▸ **Activity**
Identify each line in the records below that contains the word "chuột", and copy it.

(Page transcription records)
□ □ □
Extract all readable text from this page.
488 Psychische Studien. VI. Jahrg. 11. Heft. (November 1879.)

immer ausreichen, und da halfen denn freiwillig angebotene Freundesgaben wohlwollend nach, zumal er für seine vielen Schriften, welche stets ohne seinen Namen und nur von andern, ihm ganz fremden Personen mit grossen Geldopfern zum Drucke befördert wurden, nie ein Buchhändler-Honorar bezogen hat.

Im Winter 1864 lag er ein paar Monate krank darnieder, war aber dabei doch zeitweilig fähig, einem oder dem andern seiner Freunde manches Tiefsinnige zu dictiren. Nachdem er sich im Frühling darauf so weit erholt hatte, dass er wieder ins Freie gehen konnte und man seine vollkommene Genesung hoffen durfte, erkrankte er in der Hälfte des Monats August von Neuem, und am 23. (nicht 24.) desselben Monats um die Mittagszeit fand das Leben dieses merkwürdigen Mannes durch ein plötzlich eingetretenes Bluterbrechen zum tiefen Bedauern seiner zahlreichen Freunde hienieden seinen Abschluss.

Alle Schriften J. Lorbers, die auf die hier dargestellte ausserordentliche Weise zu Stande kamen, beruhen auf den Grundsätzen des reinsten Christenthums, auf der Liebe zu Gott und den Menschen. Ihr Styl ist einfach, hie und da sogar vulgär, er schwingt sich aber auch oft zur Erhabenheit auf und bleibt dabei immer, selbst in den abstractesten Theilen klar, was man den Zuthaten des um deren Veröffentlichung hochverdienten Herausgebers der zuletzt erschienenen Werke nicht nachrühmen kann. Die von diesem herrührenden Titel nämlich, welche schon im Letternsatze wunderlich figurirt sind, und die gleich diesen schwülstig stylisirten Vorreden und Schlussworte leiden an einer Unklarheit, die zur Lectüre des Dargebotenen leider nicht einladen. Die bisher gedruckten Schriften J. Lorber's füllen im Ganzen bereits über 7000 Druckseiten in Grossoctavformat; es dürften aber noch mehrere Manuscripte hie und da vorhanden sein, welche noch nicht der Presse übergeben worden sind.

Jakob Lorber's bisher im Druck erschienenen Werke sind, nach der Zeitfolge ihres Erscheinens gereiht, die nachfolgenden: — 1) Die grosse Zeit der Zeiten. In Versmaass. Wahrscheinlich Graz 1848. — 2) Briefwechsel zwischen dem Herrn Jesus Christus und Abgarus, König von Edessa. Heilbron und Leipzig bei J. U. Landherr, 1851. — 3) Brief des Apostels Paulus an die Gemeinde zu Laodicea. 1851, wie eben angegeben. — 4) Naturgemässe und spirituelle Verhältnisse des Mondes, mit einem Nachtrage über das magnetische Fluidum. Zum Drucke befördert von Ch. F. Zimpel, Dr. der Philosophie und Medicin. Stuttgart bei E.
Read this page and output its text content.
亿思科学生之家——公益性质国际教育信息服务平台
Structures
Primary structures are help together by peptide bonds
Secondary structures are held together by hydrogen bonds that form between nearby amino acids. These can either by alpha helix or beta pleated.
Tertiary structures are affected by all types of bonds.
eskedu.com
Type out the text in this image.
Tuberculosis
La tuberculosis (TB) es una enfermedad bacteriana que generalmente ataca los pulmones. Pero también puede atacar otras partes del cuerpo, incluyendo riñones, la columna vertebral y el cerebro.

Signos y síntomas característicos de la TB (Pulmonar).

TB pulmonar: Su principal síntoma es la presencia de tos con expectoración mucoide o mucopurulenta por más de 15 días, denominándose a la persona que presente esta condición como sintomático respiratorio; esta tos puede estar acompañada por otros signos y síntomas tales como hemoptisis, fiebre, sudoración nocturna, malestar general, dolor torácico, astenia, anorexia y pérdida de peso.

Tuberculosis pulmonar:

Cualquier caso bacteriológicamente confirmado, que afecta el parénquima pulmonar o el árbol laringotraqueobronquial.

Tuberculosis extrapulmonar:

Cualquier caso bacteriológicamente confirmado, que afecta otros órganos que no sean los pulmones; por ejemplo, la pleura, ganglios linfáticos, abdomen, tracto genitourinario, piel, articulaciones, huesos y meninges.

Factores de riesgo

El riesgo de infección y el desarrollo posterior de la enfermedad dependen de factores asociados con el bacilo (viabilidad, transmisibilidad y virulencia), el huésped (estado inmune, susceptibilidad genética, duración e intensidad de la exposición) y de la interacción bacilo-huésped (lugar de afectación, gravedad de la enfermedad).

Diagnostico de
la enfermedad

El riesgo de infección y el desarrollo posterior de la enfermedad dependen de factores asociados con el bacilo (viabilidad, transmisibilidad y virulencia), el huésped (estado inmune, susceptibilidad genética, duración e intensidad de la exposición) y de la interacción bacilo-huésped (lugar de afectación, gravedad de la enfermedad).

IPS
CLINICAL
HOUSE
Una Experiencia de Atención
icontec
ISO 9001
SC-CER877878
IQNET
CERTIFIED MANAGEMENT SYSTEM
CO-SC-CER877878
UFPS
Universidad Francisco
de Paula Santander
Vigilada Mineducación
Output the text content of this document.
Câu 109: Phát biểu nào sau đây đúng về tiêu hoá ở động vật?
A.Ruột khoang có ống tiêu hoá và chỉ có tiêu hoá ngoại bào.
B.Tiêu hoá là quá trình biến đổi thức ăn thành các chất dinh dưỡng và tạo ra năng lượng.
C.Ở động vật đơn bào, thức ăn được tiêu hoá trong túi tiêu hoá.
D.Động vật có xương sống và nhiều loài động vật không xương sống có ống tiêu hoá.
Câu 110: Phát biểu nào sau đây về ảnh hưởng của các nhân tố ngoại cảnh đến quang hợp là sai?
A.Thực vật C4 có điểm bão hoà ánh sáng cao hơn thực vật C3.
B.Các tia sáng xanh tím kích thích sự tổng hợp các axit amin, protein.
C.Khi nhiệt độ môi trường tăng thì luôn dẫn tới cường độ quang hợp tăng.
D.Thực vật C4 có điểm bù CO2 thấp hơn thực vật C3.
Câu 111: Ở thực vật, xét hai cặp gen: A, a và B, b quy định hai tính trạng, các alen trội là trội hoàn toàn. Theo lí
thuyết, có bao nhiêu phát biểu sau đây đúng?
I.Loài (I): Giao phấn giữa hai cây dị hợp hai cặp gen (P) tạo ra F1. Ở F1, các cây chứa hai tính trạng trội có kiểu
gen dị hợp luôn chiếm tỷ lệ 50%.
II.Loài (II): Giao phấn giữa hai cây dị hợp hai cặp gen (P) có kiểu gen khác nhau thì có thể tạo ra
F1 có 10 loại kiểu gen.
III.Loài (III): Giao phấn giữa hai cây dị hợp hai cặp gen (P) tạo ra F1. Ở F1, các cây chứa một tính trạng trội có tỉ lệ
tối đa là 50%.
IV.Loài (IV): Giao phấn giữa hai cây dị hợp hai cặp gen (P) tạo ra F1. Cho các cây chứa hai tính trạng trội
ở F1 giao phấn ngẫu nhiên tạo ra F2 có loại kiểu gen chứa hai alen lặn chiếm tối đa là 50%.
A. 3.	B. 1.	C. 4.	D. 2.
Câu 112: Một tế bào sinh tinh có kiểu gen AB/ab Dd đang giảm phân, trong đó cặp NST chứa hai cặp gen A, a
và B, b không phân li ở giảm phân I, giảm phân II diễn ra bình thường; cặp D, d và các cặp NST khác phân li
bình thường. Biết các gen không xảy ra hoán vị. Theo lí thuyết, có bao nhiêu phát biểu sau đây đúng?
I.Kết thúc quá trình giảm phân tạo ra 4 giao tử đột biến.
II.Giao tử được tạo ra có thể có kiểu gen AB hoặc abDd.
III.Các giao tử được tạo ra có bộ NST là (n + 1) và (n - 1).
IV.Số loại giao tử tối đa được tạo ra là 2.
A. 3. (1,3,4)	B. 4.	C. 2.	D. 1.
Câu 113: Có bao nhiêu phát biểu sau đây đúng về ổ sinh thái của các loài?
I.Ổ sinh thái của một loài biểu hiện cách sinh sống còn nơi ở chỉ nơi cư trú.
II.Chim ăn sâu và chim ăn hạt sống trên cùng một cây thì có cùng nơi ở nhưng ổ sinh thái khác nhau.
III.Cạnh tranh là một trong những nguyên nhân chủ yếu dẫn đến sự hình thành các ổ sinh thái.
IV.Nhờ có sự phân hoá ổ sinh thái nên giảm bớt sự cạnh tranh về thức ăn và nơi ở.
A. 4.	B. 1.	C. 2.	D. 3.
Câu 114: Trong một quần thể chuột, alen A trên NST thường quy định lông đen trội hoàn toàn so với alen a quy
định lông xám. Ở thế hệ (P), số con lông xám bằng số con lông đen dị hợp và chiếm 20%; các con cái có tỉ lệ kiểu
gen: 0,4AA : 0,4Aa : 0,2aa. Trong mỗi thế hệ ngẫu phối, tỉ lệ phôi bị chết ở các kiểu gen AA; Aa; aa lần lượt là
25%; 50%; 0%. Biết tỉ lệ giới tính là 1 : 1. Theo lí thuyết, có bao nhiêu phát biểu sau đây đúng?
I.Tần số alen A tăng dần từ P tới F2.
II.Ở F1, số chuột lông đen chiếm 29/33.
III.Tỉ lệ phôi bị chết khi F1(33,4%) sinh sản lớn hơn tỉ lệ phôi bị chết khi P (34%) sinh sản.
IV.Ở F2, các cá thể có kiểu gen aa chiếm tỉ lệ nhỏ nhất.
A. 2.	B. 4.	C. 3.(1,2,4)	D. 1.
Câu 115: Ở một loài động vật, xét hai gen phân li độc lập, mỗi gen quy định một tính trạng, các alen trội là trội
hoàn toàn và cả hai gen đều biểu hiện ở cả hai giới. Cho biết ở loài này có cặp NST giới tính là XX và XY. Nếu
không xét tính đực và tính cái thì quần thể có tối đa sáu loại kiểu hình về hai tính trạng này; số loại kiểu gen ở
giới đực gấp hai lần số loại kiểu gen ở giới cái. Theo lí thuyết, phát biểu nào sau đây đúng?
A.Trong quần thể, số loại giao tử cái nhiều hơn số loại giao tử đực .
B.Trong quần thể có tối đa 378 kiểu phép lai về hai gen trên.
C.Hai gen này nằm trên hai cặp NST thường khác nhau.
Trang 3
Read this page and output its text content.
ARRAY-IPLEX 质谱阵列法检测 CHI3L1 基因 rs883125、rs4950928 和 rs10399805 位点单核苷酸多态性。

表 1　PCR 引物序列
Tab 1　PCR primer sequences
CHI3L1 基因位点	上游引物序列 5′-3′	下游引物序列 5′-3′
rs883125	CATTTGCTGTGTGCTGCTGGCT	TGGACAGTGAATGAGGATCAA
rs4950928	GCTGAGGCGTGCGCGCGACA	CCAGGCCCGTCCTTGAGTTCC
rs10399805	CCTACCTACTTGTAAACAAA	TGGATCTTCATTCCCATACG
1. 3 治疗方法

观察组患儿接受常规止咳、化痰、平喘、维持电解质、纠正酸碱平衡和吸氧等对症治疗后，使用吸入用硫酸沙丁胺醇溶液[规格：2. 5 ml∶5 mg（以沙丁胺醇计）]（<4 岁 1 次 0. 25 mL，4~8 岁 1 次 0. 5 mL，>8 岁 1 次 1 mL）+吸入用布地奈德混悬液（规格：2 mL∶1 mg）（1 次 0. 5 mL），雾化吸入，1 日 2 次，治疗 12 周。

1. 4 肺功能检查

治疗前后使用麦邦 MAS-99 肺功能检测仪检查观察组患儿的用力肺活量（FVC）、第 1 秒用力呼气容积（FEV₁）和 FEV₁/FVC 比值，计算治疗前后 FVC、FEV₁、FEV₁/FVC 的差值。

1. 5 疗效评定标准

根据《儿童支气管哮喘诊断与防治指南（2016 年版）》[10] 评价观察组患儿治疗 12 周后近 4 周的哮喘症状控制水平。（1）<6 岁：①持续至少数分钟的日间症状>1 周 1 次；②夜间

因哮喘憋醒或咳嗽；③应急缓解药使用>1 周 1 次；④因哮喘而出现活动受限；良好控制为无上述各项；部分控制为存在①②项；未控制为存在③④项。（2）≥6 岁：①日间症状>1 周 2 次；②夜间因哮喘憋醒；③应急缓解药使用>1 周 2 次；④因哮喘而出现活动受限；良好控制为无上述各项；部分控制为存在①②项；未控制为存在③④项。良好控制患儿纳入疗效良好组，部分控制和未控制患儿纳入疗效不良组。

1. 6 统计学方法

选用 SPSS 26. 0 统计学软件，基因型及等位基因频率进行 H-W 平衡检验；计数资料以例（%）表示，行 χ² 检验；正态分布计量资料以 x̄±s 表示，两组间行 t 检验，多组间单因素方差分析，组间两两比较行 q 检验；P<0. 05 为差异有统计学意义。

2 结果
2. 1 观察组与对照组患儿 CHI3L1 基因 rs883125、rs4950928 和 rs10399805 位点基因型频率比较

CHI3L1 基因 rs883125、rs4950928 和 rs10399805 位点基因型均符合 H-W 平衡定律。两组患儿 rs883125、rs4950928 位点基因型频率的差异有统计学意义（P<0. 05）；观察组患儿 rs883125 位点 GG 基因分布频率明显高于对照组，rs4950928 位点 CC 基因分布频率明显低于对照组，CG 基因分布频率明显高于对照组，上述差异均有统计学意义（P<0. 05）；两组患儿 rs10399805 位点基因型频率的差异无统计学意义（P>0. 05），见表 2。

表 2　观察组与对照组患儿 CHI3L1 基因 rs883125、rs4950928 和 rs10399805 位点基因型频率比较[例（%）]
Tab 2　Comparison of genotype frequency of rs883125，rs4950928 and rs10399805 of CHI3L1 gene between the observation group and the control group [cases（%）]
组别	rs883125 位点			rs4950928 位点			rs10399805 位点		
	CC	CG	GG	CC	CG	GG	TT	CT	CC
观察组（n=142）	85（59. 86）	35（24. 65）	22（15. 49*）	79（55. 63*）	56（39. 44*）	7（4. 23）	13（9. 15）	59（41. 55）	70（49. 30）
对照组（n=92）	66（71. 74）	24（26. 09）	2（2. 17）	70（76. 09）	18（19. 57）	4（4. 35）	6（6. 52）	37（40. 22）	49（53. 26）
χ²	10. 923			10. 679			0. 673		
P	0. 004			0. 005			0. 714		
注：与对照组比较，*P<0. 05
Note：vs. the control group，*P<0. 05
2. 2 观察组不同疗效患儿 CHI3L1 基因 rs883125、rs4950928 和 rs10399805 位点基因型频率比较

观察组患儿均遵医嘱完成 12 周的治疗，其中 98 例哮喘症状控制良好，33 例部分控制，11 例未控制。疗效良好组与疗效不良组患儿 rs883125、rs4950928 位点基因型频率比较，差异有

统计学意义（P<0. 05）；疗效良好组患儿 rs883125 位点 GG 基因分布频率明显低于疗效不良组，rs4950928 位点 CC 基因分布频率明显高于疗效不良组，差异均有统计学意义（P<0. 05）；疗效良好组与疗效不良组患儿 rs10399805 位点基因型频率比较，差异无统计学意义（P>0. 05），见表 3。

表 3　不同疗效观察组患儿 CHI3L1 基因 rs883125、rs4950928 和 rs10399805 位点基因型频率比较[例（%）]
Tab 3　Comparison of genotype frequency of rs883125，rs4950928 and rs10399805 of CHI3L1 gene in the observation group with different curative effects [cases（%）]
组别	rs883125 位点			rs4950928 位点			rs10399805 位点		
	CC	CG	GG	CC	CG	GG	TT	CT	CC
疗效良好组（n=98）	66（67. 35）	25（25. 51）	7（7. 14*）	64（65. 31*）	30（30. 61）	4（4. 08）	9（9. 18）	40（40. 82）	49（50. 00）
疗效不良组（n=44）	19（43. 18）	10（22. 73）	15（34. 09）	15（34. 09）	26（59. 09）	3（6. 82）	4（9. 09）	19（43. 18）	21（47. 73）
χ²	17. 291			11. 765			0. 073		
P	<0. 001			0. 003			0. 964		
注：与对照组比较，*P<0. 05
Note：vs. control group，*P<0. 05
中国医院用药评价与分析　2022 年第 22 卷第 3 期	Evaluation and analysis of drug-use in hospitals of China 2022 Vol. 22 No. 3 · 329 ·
□ □ □
▸ **Solution to this task**
Câu 114: Trong một quần thể chuột, alen A trên NST thường quy định lông đen trội hoàn toàn so với alen a quy
II.Ở F1, số chuột lông đen chiếm 29/33.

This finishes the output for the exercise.